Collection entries
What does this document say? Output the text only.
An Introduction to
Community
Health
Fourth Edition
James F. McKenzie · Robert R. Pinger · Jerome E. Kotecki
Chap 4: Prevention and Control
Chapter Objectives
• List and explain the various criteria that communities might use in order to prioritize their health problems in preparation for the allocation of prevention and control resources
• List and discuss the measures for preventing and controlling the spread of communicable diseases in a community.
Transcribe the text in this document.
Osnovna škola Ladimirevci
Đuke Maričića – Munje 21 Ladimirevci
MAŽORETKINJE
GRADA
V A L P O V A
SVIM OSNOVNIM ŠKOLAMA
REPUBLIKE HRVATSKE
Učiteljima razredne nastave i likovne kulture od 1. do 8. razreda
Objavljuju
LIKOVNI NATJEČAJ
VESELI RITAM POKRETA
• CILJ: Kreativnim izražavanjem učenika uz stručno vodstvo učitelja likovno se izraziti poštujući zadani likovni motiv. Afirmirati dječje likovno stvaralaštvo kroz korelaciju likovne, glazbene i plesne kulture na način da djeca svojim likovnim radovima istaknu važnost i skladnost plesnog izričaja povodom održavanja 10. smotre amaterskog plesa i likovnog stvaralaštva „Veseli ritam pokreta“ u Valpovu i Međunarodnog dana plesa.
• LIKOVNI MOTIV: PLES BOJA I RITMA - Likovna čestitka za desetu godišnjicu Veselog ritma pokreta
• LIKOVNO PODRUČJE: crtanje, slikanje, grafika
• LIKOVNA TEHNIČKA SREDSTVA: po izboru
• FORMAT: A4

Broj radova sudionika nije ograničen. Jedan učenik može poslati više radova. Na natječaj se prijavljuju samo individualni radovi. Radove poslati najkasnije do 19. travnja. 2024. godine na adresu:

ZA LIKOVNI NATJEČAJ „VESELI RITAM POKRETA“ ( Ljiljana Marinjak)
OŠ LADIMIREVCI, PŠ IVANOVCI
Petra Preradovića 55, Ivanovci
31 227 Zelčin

_YOUR OBJECTIVE_:
Type out the full listing again, exactly as given.

_SOLVED PROBLEM_:
What does this document say? Output the text only.
An Introduction to
Community
Health
Fourth Edition
James F. McKenzie · Robert R. Pinger · Jerome E. Kotecki
Chap 4: Prevention and Control
Chapter Objectives
• List and explain the various criteria that communities might use in order to prioritize their health problems in preparation for the allocation of prevention and control resources
• List and discuss the measures for preventing and controlling the spread of communicable diseases in a community.
Transcribe the text in this document.
Osnovna škola Ladimirevci
Đuke Maričića – Munje 21 Ladimirevci
MAŽORETKINJE
GRADA
V A L P O V A
SVIM OSNOVNIM ŠKOLAMA
REPUBLIKE HRVATSKE
Učiteljima razredne nastave i likovne kulture od 1. do 8. razreda
Objavljuju
LIKOVNI NATJEČAJ
VESELI RITAM POKRETA
• CILJ: Kreativnim izražavanjem učenika uz stručno vodstvo učitelja likovno se izraziti poštujući zadani likovni motiv. Afirmirati dječje likovno stvaralaštvo kroz korelaciju likovne, glazbene i plesne kulture na način da djeca svojim likovnim radovima istaknu važnost i skladnost plesnog izričaja povodom održavanja 10. smotre amaterskog plesa i likovnog stvaralaštva „Veseli ritam pokreta“ u Valpovu i Međunarodnog dana plesa.
• LIKOVNI MOTIV: PLES BOJA I RITMA - Likovna čestitka za desetu godišnjicu Veselog ritma pokreta
• LIKOVNO PODRUČJE: crtanje, slikanje, grafika
• LIKOVNA TEHNIČKA SREDSTVA: po izboru
• FORMAT: A4

Broj radova sudionika nije ograničen. Jedan učenik može poslati više radova. Na natječaj se prijavljuju samo individualni radovi. Radove poslati najkasnije do 19. travnja. 2024. godine na adresu:

ZA LIKOVNI NATJEČAJ „VESELI RITAM POKRETA“ ( Ljiljana Marinjak)
OŠ LADIMIREVCI, PŠ IVANOVCI
Petra Preradovića 55, Ivanovci
31 227 Zelčin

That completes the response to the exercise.